◆ **Tasks and exercises**:
(a) Reproduce the passage of the big data cluster release notes from "The following sections" up to and including "the --version parameter.".
(b) According to the big data cluster release notes, what new name does the endpoint-controller endpoint take?

>> Begin Text extract

Application deployment

  • When calling an R, Python, or MLeap application from the RESTful API, the call times-out in 5 minutes.

Spark and notebooks

  • POD IP addresses may change in the Kubernetes environment as PODs restarts. In the scenario where the master-pod restarts, the Spark session may fail with NoRoteToHostException. This is caused by JVM caches that don't get refreshed with new IP addresses.

  • If you have Jupyter already installed and a separate Python on Windows, Spark notebooks might fail. To work around this issue, upgrade Jupyter to the latest version.

  • In a notebook, if you click the Add Text command, the text cell is added in preview mode rather than edit mode. You can click on the preview icon to toggle to edit mode and edit the cell.

Security

  • The SA_PASSWORD is part of the environment and discoverable (for example in a cord dump file). You must reset the SA_PASSWORD on the master instance after deployment. This is not a bug but a security step. For more information on how to change the SA_PASSWORD in a Linux container, see Change the SA password.

  • AKS logs may contain SA password for big data cluster deployments.

CTP 2.5 (April)

The following sections describe the new features and known issues for big data clusters in SQL Server 2019 CTP 2.5.

What's New

New feature or update Details
Deployment profiles Use default and customized deployment configuration JSON files for big data cluster deployments instead of environment variables.
Prompted deployments mssqlctl cluster create now prompts for any necessary settings for default deployments.
Service endpoint and pod name changes The following external endpoints have changed names:
   - endpoint-master-pool => master-svc-external
   - endpoint-controller => controller-svc-external
   - endpoint-service-proxy => mgmtproxy-svc-external
   - endpoint-security => gateway-svc-external
   - endpoint-app-service-proxy => appproxy-svc-external
mssqlctl improvements Use mssqlctl to list external endpoints and check the version of mssqlctl with the --version parameter.
Offline install Guidance for offline big data cluster deployments.

>> End Text extract
>> Begin Extracted data

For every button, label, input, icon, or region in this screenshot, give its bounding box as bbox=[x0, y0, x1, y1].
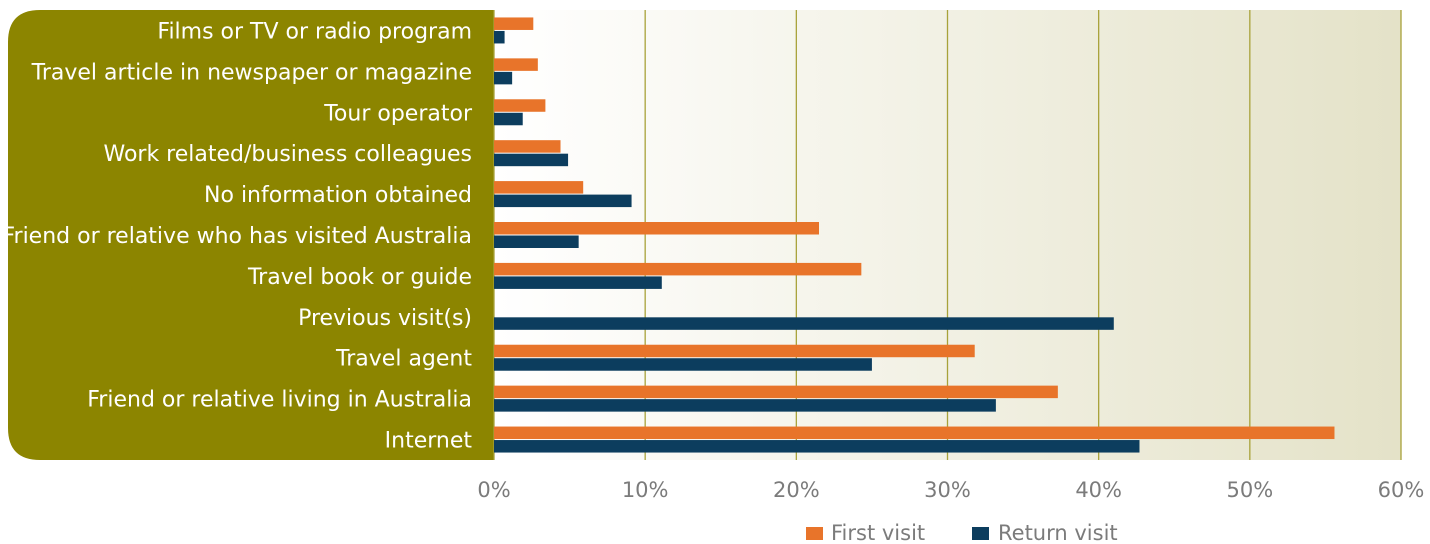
x-tick-label: 0% bbox=[477, 478, 510, 502]
x-axis-ticks: 0% 10% 20% 30% 40% 50% 60% bbox=[477, 478, 1424, 502]
category-label: Travel article in newspaper or magazine bbox=[31, 60, 472, 85]
category-label: Travel agent bbox=[335, 347, 472, 372]
legend-label-first-visit: First visit bbox=[831, 521, 925, 544]
bar-return-visit bbox=[494, 194, 632, 208]
x-tick-label: 60% bbox=[1378, 478, 1425, 502]
gridlines bbox=[493, 10, 1402, 460]
legend-swatch-first-visit bbox=[806, 527, 823, 540]
bar-return-visit bbox=[494, 276, 662, 289]
bar-first-visit bbox=[494, 58, 538, 71]
bar-first-visit bbox=[494, 344, 975, 358]
category-label-panel bbox=[8, 10, 494, 460]
bar-return-visit bbox=[494, 235, 579, 248]
x-tick-label: 50% bbox=[1226, 478, 1273, 502]
category-label: Films or TV or radio program bbox=[157, 19, 472, 44]
category-label: Internet bbox=[385, 429, 473, 454]
bar-return-visit bbox=[494, 30, 505, 44]
bar-return-visit bbox=[494, 153, 569, 167]
bar-first-visit bbox=[494, 222, 820, 235]
x-tick-label: 10% bbox=[622, 478, 669, 502]
bar-return-visit bbox=[494, 399, 996, 412]
category-label: Work related/business colleagues bbox=[103, 142, 472, 167]
legend: First visit Return visit bbox=[806, 521, 1118, 544]
bar-first-visit bbox=[494, 181, 584, 194]
x-tick-label: 20% bbox=[773, 478, 820, 502]
bars bbox=[494, 17, 1335, 453]
category-label: Friend or relative living in Australia bbox=[87, 388, 472, 413]
legend-label-return-visit: Return visit bbox=[998, 521, 1118, 544]
bar-return-visit bbox=[494, 317, 1114, 330]
bar-return-visit bbox=[494, 112, 523, 126]
category-label: Tour operator bbox=[323, 101, 473, 126]
category-label: Travel book or guide bbox=[247, 265, 472, 290]
category-label: No information obtained bbox=[204, 183, 472, 208]
x-tick-label: 40% bbox=[1075, 478, 1122, 502]
bar-return-visit bbox=[494, 358, 872, 371]
category-labels: Films or TV or radio program Travel artic… bbox=[2, 19, 472, 453]
bar-first-visit bbox=[494, 17, 534, 30]
bar-first-visit bbox=[494, 426, 1335, 440]
category-label: Previous visit(s) bbox=[298, 306, 472, 331]
category-label: Friend or relative who has visited Austr… bbox=[2, 224, 472, 249]
bar-first-visit bbox=[494, 99, 546, 112]
bar-first-visit bbox=[494, 262, 862, 276]
bar-first-visit bbox=[494, 140, 561, 153]
x-tick-label: 30% bbox=[924, 478, 971, 502]
bar-first-visit bbox=[494, 385, 1058, 399]
legend-swatch-return-visit bbox=[972, 527, 989, 540]
bar-return-visit bbox=[494, 440, 1140, 453]
bar-return-visit bbox=[494, 71, 513, 85]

>> End Extracted data

◆ **Solutions to the exercise**:
(a)
The following sections describe the new features and known issues for big data clusters in SQL Server 2019 CTP 2.5.

What's New

New feature or update Details
Deployment profiles Use default and customized deployment configuration JSON files for big data cluster deployments instead of environment variables.
Prompted deployments mssqlctl cluster create now prompts for any necessary settings for default deployments.
Service endpoint and pod name changes The following external endpoints have changed names:
   - endpoint-master-pool => master-svc-external
   - endpoint-controller => controller-svc-external
   - endpoint-service-proxy => mgmtproxy-svc-external
   - endpoint-security => gateway-svc-external
   - endpoint-app-service-proxy => appproxy-svc-external
mssqlctl improvements Use mssqlctl to list external endpoints and check the version of mssqlctl with the --version parameter.

(b) controller-svc-external